--- Start of MATERIALS PROVIDED ---

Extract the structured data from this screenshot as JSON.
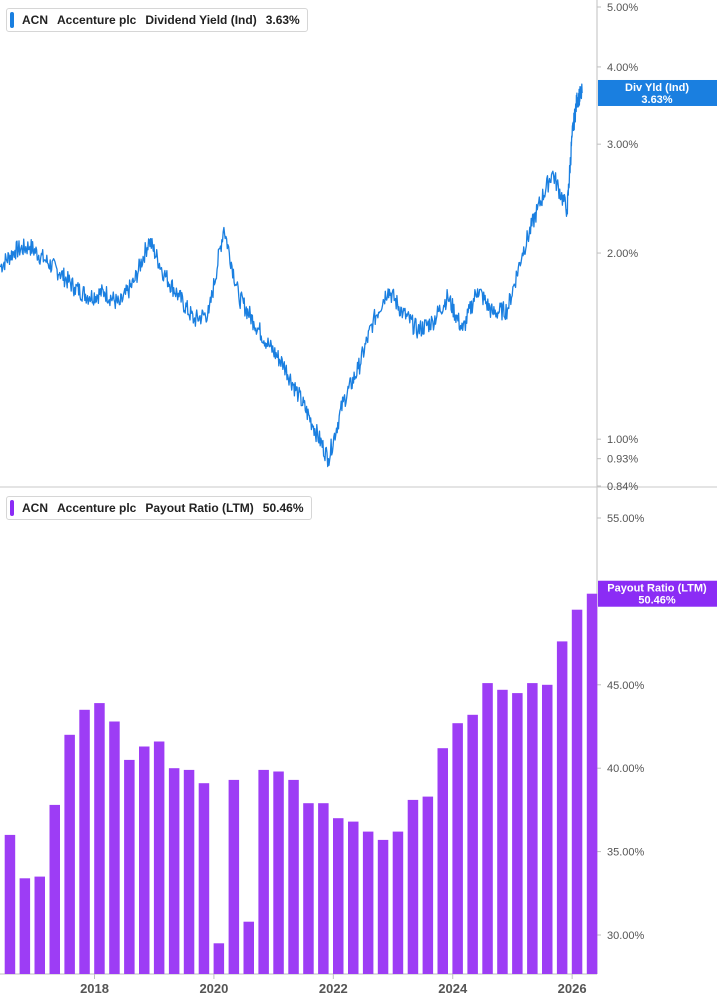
{
  "legends": [
    {
      "ticker": "ACN",
      "company": "Accenture plc",
      "metric": "Dividend Yield (Ind)",
      "value": "3.63%",
      "color": "#1a7fe0"
    },
    {
      "ticker": "ACN",
      "company": "Accenture plc",
      "metric": "Payout Ratio (LTM)",
      "value": "50.46%",
      "color": "#8b2cf5"
    }
  ],
  "chart_data": [
    {
      "type": "line",
      "title": "ACN Accenture plc Dividend Yield (Ind)",
      "y_scale": "log",
      "ylim": [
        0.84,
        5.0
      ],
      "y_ticks": [
        "5.00%",
        "4.00%",
        "3.00%",
        "2.00%",
        "1.00%",
        "0.93%",
        "0.84%"
      ],
      "y_tick_values": [
        5.0,
        4.0,
        3.0,
        2.0,
        1.0,
        0.93,
        0.84
      ],
      "xlim": [
        "2016-06",
        "2026-06"
      ],
      "last_value_tag": {
        "label": "Div Yld (Ind)",
        "value": "3.63%",
        "color": "#1a7fe0"
      },
      "series": [
        {
          "name": "Div Yld (Ind)",
          "color": "#1a7fe0",
          "points": [
            [
              "2016-06",
              1.9
            ],
            [
              "2016-09",
              2.02
            ],
            [
              "2016-12",
              2.05
            ],
            [
              "2017-03",
              1.95
            ],
            [
              "2017-06",
              1.86
            ],
            [
              "2017-09",
              1.76
            ],
            [
              "2017-12",
              1.7
            ],
            [
              "2018-03",
              1.73
            ],
            [
              "2018-06",
              1.65
            ],
            [
              "2018-09",
              1.8
            ],
            [
              "2018-12",
              2.1
            ],
            [
              "2019-03",
              1.85
            ],
            [
              "2019-06",
              1.7
            ],
            [
              "2019-09",
              1.56
            ],
            [
              "2019-12",
              1.6
            ],
            [
              "2020-03",
              2.2
            ],
            [
              "2020-06",
              1.7
            ],
            [
              "2020-09",
              1.55
            ],
            [
              "2020-12",
              1.42
            ],
            [
              "2021-03",
              1.32
            ],
            [
              "2021-06",
              1.18
            ],
            [
              "2021-09",
              1.05
            ],
            [
              "2021-12",
              0.93
            ],
            [
              "2022-03",
              1.15
            ],
            [
              "2022-06",
              1.3
            ],
            [
              "2022-09",
              1.55
            ],
            [
              "2022-12",
              1.75
            ],
            [
              "2023-03",
              1.6
            ],
            [
              "2023-06",
              1.5
            ],
            [
              "2023-09",
              1.55
            ],
            [
              "2023-12",
              1.7
            ],
            [
              "2024-03",
              1.5
            ],
            [
              "2024-06",
              1.75
            ],
            [
              "2024-09",
              1.6
            ],
            [
              "2024-12",
              1.62
            ],
            [
              "2025-03",
              2.0
            ],
            [
              "2025-06",
              2.35
            ],
            [
              "2025-09",
              2.7
            ],
            [
              "2025-12",
              2.35
            ],
            [
              "2026-01",
              3.1
            ],
            [
              "2026-02",
              3.55
            ],
            [
              "2026-03",
              3.63
            ]
          ]
        }
      ]
    },
    {
      "type": "bar",
      "title": "ACN Accenture plc Payout Ratio (LTM)",
      "ylim": [
        28.0,
        58.0
      ],
      "y_ticks": [
        "55.00%",
        "45.00%",
        "40.00%",
        "35.00%",
        "30.00%"
      ],
      "y_tick_values": [
        55,
        45,
        40,
        35,
        30
      ],
      "xlim": [
        "2016-06",
        "2026-06"
      ],
      "x_ticks": [
        "2018",
        "2020",
        "2022",
        "2024",
        "2026"
      ],
      "last_value_tag": {
        "label": "Payout Ratio (LTM)",
        "value": "50.46%",
        "color": "#8b2cf5"
      },
      "series": [
        {
          "name": "Payout Ratio (LTM)",
          "color": "#9d3df5",
          "points": [
            [
              "2016-08",
              36.0
            ],
            [
              "2016-11",
              33.4
            ],
            [
              "2017-02",
              33.5
            ],
            [
              "2017-05",
              37.8
            ],
            [
              "2017-08",
              42.0
            ],
            [
              "2017-11",
              43.5
            ],
            [
              "2018-02",
              43.9
            ],
            [
              "2018-05",
              42.8
            ],
            [
              "2018-08",
              40.5
            ],
            [
              "2018-11",
              41.3
            ],
            [
              "2019-02",
              41.6
            ],
            [
              "2019-05",
              40.0
            ],
            [
              "2019-08",
              39.9
            ],
            [
              "2019-11",
              39.1
            ],
            [
              "2020-02",
              29.5
            ],
            [
              "2020-05",
              39.3
            ],
            [
              "2020-08",
              30.8
            ],
            [
              "2020-11",
              39.9
            ],
            [
              "2021-02",
              39.8
            ],
            [
              "2021-05",
              39.3
            ],
            [
              "2021-08",
              37.9
            ],
            [
              "2021-11",
              37.9
            ],
            [
              "2022-02",
              37.0
            ],
            [
              "2022-05",
              36.8
            ],
            [
              "2022-08",
              36.2
            ],
            [
              "2022-11",
              35.7
            ],
            [
              "2023-02",
              36.2
            ],
            [
              "2023-05",
              38.1
            ],
            [
              "2023-08",
              38.3
            ],
            [
              "2023-11",
              41.2
            ],
            [
              "2024-02",
              42.7
            ],
            [
              "2024-05",
              43.2
            ],
            [
              "2024-08",
              45.1
            ],
            [
              "2024-11",
              44.7
            ],
            [
              "2025-02",
              44.5
            ],
            [
              "2025-05",
              45.1
            ],
            [
              "2025-08",
              45.0
            ],
            [
              "2025-11",
              47.6
            ],
            [
              "2026-02",
              49.5
            ],
            [
              "2026-05",
              50.46
            ]
          ]
        }
      ]
    }
  ]
}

--- End of MATERIALS PROVIDED ---

REQUEST -> Look through the entries and find each line that has the string "Payout". Copy those lines.

REPLY TO THE TASK ->
      "metric": "Payout Ratio (LTM)",
      "title": "ACN Accenture plc Payout Ratio (LTM)",
        "label": "Payout Ratio (LTM)",
          "name": "Payout Ratio (LTM)",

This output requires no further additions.